Texto da página:
____

Enquanto fala, ao telefone, após mais um dia de trabalho, Gonçalo entusiasma-se enquanto fala dos progressos da bebé, mas o brilho da voz não tarda a esbater-se, dando lugar à angústia: “Estamos gratos por tudo o que têm feito por nós mas, se a menina permanecer nesta clínica por um, dois meses, quando os media já não falarem de nós, o que pode acontecer?”
Um receio legítimo, num país onde os emigrantes não têm direito a licença de paternidade nem proteção social. De resto, a questão das seguradoras e como cobrem (ou não) situações imprevistas, como a da Margarida, transcende os Emirados Árabes Unidos (EAU). Por acaso ou coincidência, as autoridades de saúde do Dubai estão a equacionar a introdução de novas medidas, para vigorar em Junho de 2016: a ideia é que os pacotes de seguros negociados com as entidades empregadoras incluam obrigatoriamente, para todos os residentes, a assistência médica até 34 mil euros e durante um mês, a recém-nascidos com menos de 36 semanas de gestação.
Mesmo assim, a medida não resolveria situações mais complicadas, como aquela em que o casal de emigrantes portugueses se encontra, passível de acontecer a qualquer cidadão expatriado. “Não somos só primeiros nem seremos os últimos a ver recusada a assistência médica a bébés prematuros, por parte das seguradoras”, esclarece Gonçalo Queiroz. E acrescenta: “Nós temos o pacote de seguro básico negociado com a empresa, se não o tivéssemos, ficaria a 2 mil euros por pessoa; a diária da Margarida está a custar 900 euros, em média, além dos tratamentos, 500 pela transfusão de sangue, mais 500 pelo ventilador…”
Marido e mulher prosseguem com as contas de cabeça: dez mil euros pagaram a cesariana e o internamento da mãe, 50 mil foram já gastos com a filha, os restantes 50 mil terão o mesmo destino e o tempo continua a passar. Os donativos continuam a chegar à conta bancária divulgada na página oficial do Facebook e as iniciativas de ajuda continuam a surgir (como o espetáculo com danças para angariação de fundos, no final do mês, em Évora, promovido pela associação onde Eugénia dava aulas de dança), mas o seu alcance pode ser, no cenário atual, limitado.
O aumento de peso da menina (480 gramas, na última foto partilhada na rede social) não afasta os receios de complicações. Atualmente, a pequena Gui está a soro e pode vir a ter de ser submetida a cirurgia ao intestino. A tão aguardada vaga no hospital Latifah, onde as despesas com a diária incluem alguns tratamentos e são menos onerosas, tarda em chegar.
A questão que se coloca agora é se será preciso um pedido formal de apoio às autoridades portuguesas, se continuar a não ser clinicamente a transferência para Portugal (em aeronave da Força Aérea, que requer quatro a cinco dias a preparar, para garantir as condições exigidas). A este propósito, o Secretário de Estado das Comunidades, José Cesário, admite que a ajuda financeira será possível, desde que o casal comprove que não tem condições financeiras – nem os familiares e ascendentes diretos – para manter a criança hospitalizada no Dubai. “O que me preocupa é que a criança terá necessidade de ser acompanhada por muito tempo e não vai ter qualquer seguro que o garanta”, avisa, acrescentando que ainda não teve qualquer contacto da família neste sentido.

____

Excertos dos dados:
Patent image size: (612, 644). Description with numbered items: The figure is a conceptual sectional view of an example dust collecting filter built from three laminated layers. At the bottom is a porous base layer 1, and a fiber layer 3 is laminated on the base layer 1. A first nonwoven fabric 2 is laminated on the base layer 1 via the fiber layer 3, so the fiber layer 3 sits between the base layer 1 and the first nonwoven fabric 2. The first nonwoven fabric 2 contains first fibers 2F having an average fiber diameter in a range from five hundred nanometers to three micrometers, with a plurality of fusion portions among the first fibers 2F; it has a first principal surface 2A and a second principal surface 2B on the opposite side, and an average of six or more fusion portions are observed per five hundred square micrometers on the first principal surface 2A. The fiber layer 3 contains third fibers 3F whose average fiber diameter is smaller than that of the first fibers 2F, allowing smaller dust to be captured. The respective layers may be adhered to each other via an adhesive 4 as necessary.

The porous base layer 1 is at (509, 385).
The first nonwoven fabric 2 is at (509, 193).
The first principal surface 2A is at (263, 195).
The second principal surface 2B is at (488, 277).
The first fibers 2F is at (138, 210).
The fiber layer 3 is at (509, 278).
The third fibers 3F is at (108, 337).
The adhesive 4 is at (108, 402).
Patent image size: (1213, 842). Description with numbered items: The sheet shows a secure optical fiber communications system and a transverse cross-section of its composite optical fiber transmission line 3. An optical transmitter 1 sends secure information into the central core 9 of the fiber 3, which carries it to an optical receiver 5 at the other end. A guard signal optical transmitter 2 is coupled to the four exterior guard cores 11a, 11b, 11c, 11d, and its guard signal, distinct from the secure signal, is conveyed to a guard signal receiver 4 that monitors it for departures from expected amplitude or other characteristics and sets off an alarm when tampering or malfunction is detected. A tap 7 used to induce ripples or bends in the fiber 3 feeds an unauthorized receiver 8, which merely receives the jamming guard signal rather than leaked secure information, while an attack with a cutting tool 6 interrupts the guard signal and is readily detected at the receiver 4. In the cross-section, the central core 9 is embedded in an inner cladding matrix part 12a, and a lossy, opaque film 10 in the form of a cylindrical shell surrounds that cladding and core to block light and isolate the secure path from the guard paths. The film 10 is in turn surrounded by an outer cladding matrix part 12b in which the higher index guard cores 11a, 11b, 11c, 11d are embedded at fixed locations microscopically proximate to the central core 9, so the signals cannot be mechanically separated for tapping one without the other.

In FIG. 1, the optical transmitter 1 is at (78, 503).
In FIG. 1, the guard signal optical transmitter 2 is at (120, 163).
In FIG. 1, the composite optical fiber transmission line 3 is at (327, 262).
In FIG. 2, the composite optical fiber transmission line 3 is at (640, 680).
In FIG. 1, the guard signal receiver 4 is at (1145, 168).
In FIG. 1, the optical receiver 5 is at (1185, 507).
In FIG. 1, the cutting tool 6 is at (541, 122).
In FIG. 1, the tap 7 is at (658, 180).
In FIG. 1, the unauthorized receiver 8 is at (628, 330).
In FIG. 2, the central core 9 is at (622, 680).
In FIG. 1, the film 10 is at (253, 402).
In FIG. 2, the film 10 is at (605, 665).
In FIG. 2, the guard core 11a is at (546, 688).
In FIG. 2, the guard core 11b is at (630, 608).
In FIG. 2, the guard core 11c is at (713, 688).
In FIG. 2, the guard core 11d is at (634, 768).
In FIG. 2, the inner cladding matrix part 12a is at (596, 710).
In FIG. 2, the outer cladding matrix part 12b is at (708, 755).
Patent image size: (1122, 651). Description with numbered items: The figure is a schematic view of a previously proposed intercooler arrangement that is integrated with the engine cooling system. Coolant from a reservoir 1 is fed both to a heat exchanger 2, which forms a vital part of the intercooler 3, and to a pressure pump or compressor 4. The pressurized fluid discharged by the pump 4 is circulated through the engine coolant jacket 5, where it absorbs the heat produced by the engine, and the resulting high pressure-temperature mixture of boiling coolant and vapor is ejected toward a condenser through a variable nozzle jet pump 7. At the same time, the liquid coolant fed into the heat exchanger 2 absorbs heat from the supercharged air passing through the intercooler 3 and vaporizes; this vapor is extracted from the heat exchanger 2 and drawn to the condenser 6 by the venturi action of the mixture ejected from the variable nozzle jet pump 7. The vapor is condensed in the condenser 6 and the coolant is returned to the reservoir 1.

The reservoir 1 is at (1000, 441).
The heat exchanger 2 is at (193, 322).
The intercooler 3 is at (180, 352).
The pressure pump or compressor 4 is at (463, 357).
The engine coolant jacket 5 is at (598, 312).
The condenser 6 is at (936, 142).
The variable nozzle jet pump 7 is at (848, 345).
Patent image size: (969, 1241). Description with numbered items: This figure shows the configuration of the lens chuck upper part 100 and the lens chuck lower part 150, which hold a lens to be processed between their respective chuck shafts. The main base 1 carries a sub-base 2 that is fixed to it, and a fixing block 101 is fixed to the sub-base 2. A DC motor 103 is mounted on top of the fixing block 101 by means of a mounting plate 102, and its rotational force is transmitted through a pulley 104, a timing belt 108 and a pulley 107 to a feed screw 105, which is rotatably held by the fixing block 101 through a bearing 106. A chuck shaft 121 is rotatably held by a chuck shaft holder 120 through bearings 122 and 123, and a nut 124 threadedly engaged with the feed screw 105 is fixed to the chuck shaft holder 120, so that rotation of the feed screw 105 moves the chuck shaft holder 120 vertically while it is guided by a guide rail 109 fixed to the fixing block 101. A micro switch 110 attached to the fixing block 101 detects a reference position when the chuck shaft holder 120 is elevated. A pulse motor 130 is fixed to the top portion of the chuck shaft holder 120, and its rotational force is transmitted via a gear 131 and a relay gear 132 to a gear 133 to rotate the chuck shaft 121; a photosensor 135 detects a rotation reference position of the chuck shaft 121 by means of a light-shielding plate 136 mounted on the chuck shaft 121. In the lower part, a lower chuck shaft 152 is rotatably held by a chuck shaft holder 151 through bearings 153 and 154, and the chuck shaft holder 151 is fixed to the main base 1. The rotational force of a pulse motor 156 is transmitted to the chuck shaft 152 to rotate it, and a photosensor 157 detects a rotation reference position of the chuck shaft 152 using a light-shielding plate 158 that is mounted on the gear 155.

____

Instruções a seguir: Segundo o texto da página, quanto custa em média a diária da Margarida?

Resposta: A diária da Margarida custa, em média, 900 euros, além dos tratamentos.